Records contained in a dataset
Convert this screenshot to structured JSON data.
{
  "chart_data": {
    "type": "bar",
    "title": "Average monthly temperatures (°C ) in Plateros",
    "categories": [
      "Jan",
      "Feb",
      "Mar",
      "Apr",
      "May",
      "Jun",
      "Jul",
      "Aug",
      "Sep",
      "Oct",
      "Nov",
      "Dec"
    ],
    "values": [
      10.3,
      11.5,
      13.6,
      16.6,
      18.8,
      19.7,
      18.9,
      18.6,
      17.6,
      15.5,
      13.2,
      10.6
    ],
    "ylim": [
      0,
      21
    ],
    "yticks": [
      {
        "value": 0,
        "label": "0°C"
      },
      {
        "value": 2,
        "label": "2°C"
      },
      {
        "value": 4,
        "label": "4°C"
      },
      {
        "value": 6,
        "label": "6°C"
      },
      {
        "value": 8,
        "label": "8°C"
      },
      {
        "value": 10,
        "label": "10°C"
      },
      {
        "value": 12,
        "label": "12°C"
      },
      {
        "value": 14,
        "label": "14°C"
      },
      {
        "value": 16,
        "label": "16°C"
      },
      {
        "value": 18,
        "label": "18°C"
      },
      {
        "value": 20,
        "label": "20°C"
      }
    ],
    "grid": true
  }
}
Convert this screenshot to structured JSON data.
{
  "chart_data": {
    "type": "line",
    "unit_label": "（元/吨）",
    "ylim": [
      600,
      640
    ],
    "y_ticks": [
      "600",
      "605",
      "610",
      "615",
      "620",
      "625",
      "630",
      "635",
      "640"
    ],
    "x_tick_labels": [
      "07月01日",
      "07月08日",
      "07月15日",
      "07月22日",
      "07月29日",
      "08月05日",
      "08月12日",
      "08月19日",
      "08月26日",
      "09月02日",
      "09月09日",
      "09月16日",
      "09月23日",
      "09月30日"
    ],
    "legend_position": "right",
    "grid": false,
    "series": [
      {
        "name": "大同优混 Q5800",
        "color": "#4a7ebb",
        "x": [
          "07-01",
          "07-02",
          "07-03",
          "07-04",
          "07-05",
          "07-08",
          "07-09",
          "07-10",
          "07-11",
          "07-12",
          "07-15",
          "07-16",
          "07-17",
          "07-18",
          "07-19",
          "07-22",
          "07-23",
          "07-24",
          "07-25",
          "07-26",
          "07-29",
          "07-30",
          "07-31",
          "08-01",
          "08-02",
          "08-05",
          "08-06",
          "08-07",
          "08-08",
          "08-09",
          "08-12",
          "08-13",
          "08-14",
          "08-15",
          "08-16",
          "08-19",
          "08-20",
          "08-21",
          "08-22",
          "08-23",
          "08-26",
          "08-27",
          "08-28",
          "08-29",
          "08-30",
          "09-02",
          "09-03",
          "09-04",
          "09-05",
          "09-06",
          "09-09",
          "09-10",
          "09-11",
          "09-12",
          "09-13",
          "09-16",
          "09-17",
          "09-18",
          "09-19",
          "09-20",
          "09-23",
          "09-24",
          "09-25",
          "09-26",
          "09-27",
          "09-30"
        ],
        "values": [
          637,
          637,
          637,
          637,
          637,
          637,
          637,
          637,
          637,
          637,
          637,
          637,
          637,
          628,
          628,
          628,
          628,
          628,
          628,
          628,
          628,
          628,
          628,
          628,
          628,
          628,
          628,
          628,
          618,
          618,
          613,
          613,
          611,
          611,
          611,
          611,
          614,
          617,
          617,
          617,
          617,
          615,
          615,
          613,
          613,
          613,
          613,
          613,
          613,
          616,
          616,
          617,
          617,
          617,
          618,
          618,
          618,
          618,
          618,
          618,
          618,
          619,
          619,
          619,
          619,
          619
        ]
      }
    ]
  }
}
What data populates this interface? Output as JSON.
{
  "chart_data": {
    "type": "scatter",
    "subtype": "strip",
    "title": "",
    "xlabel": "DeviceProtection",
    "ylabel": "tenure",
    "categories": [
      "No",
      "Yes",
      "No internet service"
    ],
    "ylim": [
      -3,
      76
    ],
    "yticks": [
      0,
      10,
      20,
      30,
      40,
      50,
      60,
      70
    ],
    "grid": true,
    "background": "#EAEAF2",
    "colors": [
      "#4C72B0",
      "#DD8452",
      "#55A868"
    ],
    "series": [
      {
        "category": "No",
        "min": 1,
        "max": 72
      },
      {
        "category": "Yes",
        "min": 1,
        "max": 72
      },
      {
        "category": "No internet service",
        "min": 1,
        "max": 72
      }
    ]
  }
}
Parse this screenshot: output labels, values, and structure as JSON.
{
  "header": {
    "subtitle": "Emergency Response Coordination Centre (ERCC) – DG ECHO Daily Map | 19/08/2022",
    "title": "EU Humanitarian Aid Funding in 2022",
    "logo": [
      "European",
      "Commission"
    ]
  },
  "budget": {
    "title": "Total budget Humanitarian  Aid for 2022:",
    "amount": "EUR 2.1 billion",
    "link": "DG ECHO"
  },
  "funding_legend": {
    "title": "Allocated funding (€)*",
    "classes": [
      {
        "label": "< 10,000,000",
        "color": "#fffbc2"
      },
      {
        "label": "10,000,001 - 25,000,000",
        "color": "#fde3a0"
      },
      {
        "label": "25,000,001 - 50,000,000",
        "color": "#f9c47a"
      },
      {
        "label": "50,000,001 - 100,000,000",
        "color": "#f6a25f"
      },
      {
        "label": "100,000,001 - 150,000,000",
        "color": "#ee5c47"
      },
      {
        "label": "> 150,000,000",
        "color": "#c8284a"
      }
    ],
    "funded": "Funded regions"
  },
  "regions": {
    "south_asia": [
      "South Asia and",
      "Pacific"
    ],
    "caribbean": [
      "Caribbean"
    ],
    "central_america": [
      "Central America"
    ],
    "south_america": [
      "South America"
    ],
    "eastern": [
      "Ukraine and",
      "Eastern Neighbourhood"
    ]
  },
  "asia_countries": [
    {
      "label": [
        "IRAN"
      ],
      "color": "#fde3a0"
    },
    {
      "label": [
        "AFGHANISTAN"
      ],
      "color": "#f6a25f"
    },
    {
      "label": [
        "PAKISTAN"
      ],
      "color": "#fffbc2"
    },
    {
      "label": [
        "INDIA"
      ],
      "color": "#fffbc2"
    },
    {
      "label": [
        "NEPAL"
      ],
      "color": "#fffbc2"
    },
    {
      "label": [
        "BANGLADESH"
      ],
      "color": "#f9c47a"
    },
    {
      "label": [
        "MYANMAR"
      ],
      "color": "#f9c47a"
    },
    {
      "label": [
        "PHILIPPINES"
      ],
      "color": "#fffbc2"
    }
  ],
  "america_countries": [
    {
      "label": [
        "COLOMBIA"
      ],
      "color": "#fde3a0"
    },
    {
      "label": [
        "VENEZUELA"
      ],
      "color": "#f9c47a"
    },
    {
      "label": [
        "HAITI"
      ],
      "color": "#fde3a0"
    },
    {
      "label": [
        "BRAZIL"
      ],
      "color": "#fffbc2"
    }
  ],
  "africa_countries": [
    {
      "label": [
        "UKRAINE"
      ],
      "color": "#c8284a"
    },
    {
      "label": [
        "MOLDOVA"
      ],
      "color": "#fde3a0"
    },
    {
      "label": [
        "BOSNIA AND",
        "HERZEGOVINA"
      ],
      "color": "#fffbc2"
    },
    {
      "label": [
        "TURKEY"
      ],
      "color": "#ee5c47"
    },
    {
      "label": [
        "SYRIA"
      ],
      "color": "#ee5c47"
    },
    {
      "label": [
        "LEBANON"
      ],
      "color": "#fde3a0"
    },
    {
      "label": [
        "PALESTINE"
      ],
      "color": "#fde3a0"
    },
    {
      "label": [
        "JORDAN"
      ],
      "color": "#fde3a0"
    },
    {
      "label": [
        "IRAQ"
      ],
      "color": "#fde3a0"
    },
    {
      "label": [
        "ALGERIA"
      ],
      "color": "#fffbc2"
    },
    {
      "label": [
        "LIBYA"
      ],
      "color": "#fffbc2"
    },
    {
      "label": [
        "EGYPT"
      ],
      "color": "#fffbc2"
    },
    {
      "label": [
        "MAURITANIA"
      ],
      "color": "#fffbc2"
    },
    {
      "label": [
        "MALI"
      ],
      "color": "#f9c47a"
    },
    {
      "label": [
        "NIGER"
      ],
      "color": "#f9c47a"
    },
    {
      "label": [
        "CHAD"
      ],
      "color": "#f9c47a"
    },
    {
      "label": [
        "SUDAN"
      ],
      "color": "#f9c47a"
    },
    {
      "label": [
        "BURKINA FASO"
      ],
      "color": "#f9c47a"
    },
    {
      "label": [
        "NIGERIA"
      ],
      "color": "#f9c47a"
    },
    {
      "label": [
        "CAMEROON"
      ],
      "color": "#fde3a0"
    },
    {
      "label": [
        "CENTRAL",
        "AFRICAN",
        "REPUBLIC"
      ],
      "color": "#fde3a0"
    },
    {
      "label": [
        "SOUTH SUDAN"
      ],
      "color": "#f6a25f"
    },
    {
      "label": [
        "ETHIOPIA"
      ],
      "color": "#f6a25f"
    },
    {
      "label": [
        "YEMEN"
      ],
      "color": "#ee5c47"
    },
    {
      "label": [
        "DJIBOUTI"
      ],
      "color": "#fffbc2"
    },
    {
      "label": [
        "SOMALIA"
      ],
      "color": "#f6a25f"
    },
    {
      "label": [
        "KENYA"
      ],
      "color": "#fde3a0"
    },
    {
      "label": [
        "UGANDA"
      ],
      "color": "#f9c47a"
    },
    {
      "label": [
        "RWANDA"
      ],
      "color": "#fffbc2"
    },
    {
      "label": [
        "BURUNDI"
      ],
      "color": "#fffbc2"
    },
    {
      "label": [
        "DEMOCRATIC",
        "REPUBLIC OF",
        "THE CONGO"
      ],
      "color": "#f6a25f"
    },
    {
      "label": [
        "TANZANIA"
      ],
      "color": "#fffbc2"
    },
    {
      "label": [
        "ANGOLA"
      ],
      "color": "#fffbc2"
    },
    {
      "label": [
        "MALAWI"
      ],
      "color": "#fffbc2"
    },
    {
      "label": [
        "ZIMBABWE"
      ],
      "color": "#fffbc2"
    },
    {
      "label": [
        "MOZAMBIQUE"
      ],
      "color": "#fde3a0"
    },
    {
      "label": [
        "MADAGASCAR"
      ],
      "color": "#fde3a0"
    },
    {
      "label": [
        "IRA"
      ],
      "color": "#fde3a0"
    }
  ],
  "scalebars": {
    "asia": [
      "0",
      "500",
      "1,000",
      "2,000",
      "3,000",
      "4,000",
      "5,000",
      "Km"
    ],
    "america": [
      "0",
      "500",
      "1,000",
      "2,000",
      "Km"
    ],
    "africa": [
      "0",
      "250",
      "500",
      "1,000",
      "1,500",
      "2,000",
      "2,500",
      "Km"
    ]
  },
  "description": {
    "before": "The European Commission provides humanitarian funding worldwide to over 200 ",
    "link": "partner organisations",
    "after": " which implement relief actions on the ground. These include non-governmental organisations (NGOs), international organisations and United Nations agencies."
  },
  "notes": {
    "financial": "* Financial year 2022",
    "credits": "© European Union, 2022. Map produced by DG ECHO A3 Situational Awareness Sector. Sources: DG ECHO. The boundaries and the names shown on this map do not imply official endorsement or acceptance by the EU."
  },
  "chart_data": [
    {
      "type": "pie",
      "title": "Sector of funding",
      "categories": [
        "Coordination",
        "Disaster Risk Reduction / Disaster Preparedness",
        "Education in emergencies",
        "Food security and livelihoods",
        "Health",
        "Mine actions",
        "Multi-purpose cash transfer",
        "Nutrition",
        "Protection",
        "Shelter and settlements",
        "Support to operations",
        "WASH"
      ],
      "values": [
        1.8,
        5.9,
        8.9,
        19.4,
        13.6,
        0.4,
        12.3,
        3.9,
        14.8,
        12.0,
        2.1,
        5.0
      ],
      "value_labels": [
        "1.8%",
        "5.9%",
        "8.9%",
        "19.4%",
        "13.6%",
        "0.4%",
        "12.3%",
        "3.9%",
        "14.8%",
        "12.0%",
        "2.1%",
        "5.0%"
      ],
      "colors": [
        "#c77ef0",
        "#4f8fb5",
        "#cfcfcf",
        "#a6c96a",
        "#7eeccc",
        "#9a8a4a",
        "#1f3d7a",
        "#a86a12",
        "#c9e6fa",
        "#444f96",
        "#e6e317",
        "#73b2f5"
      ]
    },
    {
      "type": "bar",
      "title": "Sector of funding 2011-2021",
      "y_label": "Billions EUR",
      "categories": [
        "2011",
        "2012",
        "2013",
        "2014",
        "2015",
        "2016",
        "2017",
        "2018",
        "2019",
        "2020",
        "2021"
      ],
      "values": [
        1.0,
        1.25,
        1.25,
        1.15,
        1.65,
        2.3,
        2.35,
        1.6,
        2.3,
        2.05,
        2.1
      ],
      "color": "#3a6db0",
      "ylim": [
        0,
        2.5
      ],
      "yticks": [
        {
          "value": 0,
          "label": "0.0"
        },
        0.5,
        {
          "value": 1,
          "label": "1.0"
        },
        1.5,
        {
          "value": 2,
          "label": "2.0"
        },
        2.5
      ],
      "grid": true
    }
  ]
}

▶ [TASK DIRECTIONS]
Pick out, from the lines above, every one that contains the string "organisations".

▶ [ANSWER BELOW]
    "link": "partner organisations",
    "after": " which implement relief actions on the ground. These include non-governmental organisations (NGOs), international organisations and United Nations agencies."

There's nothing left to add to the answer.